*Directions for this task*: Review the lines that follow and copy each one that contains the word "reach".

*Rows*:
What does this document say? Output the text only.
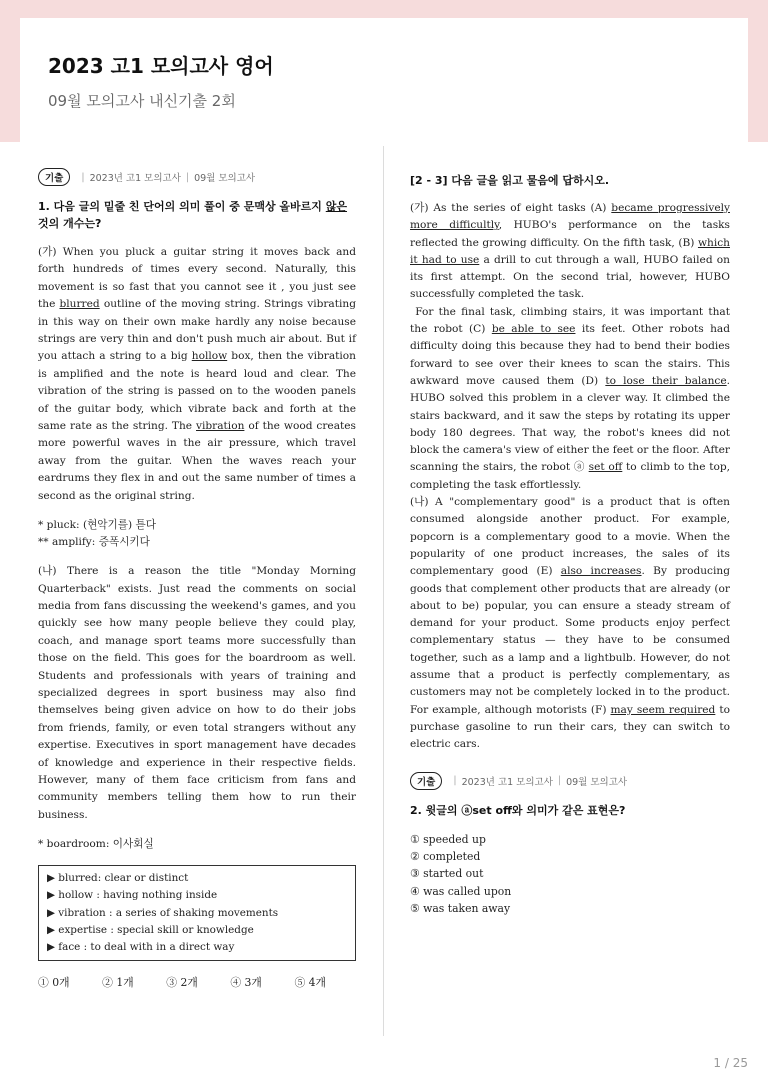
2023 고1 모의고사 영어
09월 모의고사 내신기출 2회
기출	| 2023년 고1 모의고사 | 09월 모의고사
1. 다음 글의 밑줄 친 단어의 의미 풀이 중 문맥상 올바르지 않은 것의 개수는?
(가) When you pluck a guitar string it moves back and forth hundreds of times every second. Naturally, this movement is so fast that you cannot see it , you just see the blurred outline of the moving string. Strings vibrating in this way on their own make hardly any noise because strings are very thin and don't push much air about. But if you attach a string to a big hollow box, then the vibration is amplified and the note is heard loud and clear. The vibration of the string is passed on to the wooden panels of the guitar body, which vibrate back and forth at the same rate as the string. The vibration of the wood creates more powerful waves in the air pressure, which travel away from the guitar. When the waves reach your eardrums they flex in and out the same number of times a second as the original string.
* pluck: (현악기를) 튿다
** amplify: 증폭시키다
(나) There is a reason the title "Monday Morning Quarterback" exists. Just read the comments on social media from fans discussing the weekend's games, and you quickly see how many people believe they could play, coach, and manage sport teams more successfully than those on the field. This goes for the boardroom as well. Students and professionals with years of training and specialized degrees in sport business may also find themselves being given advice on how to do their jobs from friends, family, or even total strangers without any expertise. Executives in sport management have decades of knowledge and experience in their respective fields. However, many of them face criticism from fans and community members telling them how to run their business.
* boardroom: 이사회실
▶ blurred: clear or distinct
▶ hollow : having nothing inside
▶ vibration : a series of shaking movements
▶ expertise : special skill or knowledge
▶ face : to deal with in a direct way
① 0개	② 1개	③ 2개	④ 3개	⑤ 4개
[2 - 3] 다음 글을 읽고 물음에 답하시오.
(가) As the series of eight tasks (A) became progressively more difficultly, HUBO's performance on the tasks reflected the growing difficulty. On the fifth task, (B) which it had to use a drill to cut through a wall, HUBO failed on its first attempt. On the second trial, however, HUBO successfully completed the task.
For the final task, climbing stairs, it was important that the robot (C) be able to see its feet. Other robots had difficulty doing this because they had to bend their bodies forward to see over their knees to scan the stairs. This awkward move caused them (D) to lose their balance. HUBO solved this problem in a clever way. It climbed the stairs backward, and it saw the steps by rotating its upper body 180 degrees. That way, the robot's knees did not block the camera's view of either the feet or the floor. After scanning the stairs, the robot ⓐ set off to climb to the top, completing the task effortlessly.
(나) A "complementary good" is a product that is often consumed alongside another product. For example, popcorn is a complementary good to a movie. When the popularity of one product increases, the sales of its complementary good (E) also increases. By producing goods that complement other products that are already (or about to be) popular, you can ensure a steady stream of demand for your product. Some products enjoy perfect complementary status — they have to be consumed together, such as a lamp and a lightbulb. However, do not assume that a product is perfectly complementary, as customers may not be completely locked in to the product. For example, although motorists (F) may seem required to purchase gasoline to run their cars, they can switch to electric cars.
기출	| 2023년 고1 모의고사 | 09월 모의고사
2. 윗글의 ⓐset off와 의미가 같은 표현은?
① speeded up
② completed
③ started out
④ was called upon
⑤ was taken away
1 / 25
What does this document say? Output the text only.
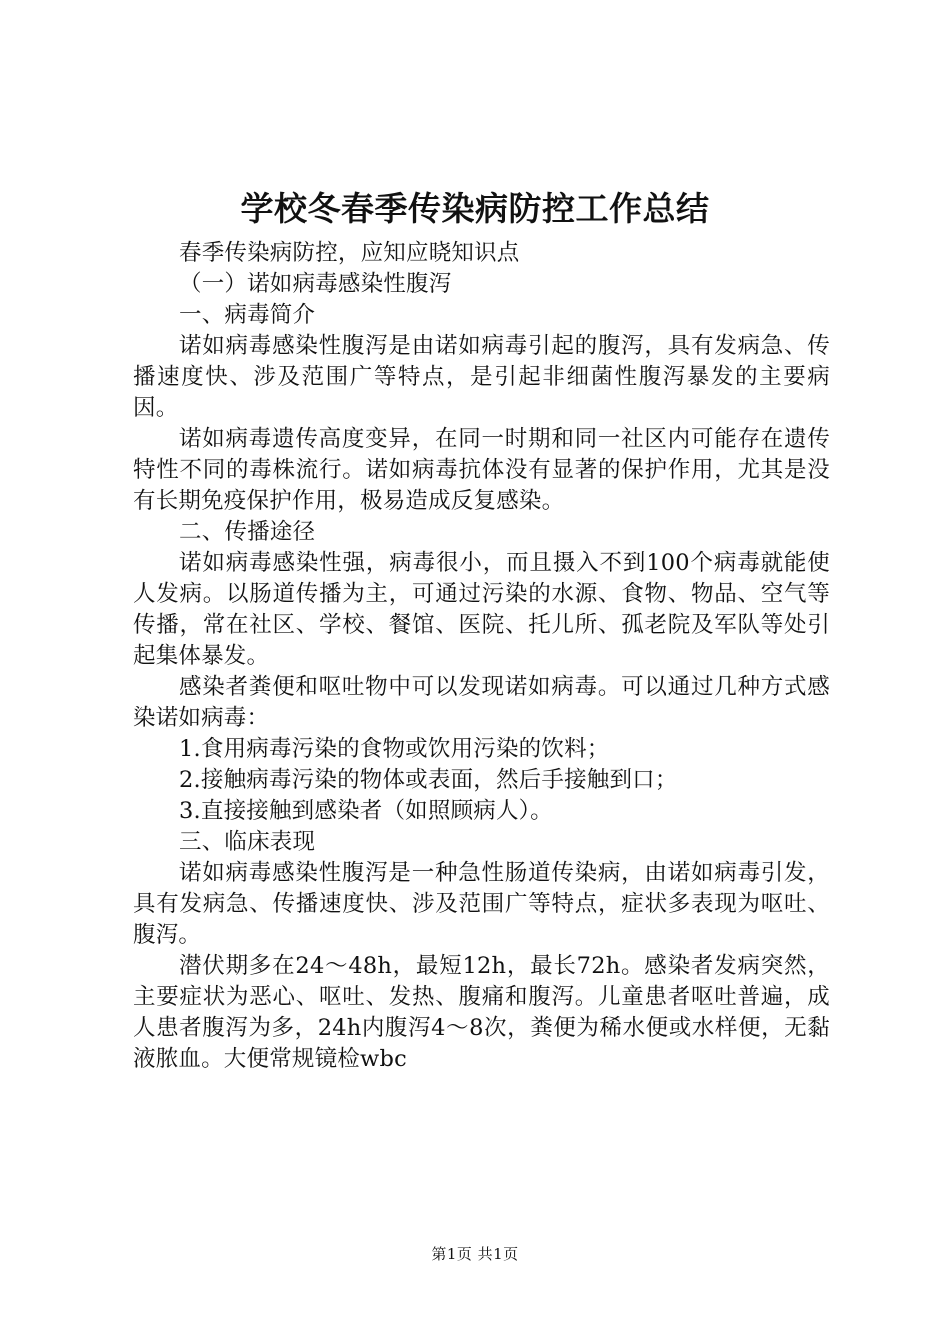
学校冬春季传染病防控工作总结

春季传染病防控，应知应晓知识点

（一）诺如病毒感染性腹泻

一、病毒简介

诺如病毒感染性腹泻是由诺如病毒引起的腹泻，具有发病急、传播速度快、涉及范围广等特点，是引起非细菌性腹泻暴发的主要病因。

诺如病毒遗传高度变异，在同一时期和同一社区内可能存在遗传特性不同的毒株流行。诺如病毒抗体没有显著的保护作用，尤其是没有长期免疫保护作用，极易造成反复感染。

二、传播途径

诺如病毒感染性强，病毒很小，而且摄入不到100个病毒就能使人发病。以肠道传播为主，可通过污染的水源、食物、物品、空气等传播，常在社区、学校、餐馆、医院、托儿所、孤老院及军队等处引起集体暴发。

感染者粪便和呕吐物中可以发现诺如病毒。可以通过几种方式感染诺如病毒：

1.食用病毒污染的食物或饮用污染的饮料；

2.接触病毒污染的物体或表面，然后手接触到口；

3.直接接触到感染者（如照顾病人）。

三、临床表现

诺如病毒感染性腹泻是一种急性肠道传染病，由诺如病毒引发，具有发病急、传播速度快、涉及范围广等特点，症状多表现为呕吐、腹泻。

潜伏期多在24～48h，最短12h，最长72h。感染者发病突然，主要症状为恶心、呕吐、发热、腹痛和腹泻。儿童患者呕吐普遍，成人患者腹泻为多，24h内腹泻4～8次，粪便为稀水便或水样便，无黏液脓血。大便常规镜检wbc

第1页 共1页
--
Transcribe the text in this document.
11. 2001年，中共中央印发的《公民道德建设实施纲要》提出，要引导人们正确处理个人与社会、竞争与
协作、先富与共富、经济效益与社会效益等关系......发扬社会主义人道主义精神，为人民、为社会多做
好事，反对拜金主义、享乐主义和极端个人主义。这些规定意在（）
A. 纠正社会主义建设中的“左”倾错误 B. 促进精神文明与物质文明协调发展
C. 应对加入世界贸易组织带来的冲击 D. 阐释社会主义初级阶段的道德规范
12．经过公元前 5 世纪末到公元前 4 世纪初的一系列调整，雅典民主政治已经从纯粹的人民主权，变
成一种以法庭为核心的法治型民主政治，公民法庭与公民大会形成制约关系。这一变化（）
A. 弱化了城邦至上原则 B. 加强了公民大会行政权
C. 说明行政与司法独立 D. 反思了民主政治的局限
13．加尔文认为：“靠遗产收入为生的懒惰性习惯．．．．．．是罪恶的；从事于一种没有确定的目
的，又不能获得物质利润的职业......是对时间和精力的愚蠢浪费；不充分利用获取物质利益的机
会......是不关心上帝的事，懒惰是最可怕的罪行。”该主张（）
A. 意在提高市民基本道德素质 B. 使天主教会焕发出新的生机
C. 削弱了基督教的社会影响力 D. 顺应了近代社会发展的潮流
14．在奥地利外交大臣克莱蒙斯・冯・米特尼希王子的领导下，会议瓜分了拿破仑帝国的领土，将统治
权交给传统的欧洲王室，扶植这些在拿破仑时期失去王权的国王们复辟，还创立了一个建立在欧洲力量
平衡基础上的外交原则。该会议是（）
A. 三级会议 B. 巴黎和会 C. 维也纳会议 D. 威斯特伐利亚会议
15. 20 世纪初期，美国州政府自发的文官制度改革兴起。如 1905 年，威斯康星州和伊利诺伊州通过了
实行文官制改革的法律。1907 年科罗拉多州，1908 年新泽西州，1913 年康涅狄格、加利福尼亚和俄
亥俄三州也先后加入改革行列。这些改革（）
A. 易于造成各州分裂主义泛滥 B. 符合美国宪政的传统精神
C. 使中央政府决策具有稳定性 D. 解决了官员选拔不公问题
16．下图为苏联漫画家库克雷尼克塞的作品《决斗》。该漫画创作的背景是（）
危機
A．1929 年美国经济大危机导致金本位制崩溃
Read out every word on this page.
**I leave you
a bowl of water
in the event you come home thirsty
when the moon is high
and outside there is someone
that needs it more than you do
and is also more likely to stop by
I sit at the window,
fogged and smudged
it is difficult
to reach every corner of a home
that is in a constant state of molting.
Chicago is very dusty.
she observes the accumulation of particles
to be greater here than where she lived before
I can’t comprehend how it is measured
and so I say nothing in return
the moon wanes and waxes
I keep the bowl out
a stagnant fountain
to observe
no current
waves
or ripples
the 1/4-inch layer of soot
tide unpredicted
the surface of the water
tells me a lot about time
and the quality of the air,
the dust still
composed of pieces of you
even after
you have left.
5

*Written response*:
(가) When you pluck a guitar string it moves back and forth hundreds of times every second. Naturally, this movement is so fast that you cannot see it , you just see the blurred outline of the moving string. Strings vibrating in this way on their own make hardly any noise because strings are very thin and don't push much air about. But if you attach a string to a big hollow box, then the vibration is amplified and the note is heard loud and clear. The vibration of the string is passed on to the wooden panels of the guitar body, which vibrate back and forth at the same rate as the string. The vibration of the wood creates more powerful waves in the air pressure, which travel away from the guitar. When the waves reach your eardrums they flex in and out the same number of times a second as the original string.
to reach every corner of a home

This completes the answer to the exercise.